** Exercise prompt **
Extract the data exactly, missing nothing.

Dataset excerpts
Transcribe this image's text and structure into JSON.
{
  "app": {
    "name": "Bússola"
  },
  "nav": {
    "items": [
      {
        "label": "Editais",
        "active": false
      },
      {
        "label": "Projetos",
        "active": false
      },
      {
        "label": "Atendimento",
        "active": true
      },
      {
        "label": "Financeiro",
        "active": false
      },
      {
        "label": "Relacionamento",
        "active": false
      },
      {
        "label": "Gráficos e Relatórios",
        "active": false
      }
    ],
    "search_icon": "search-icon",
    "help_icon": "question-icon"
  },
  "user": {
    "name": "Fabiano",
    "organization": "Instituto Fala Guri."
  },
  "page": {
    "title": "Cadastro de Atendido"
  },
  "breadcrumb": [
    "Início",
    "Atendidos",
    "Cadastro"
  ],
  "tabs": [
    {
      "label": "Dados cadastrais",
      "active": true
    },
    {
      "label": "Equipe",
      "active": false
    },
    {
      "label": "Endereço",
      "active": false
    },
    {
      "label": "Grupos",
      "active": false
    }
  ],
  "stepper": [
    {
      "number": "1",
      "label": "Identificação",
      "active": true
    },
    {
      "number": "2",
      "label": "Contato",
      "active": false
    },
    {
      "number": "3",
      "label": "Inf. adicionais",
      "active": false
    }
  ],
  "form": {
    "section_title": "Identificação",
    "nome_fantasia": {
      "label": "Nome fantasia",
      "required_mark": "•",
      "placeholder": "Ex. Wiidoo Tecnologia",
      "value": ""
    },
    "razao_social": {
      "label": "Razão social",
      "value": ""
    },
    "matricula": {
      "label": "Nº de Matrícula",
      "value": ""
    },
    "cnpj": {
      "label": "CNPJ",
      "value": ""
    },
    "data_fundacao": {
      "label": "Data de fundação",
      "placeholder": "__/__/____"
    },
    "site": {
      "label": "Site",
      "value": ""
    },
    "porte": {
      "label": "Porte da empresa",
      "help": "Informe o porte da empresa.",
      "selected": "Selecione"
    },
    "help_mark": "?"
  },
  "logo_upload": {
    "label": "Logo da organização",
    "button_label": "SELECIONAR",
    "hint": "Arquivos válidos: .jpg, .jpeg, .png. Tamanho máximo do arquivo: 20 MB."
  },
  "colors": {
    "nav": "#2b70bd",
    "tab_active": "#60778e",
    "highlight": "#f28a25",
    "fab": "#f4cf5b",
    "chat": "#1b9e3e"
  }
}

** Solution for this problem **
Transcribe this image's text and structure into JSON.
{
  "app": {
    "name": "Bússola"
  },
  "nav": {
    "items": [
      {
        "label": "Editais",
        "active": false
      },
      {
        "label": "Projetos",
        "active": false
      },
      {
        "label": "Atendimento",
        "active": true
      },
      {
        "label": "Financeiro",
        "active": false
      },
      {
        "label": "Relacionamento",
        "active": false
      },
      {
        "label": "Gráficos e Relatórios",
        "active": false
      }
    ],
    "search_icon": "search-icon",
    "help_icon": "question-icon"
  },
  "user": {
    "name": "Fabiano",
    "organization": "Instituto Fala Guri."
  },
  "page": {
    "title": "Cadastro de Atendido"
  },
  "breadcrumb": [
    "Início",
    "Atendidos",
    "Cadastro"
  ],
  "tabs": [
    {
      "label": "Dados cadastrais",
      "active": true
    },
    {
      "label": "Equipe",
      "active": false
    },
    {
      "label": "Endereço",
      "active": false
    },
    {
      "label": "Grupos",
      "active": false
    }
  ],
  "stepper": [
    {
      "number": "1",
      "label": "Identificação",
      "active": true
    },
    {
      "number": "2",
      "label": "Contato",
      "active": false
    },
    {
      "number": "3",
      "label": "Inf. adicionais",
      "active": false
    }
  ],
  "form": {
    "section_title": "Identificação",
    "nome_fantasia": {
      "label": "Nome fantasia",
      "required_mark": "•",
      "placeholder": "Ex. Wiidoo Tecnologia",
      "value": ""
    },
    "razao_social": {
      "label": "Razão social",
      "value": ""
    },
    "matricula": {
      "label": "Nº de Matrícula",
      "value": ""
    },
    "cnpj": {
      "label": "CNPJ",
      "value": ""
    },
    "data_fundacao": {
      "label": "Data de fundação",
      "placeholder": "__/__/____"
    },
    "site": {
      "label": "Site",
      "value": ""
    },
    "porte": {
      "label": "Porte da empresa",
      "help": "Informe o porte da empresa.",
      "selected": "Selecione"
    },
    "help_mark": "?"
  },
  "logo_upload": {
    "label": "Logo da organização",
    "button_label": "SELECIONAR",
    "hint": "Arquivos válidos: .jpg, .jpeg, .png. Tamanho máximo do arquivo: 20 MB."
  },
  "colors": {
    "nav": "#2b70bd",
    "tab_active": "#60778e",
    "highlight": "#f28a25",
    "fab": "#f4cf5b",
    "chat": "#1b9e3e"
  }
}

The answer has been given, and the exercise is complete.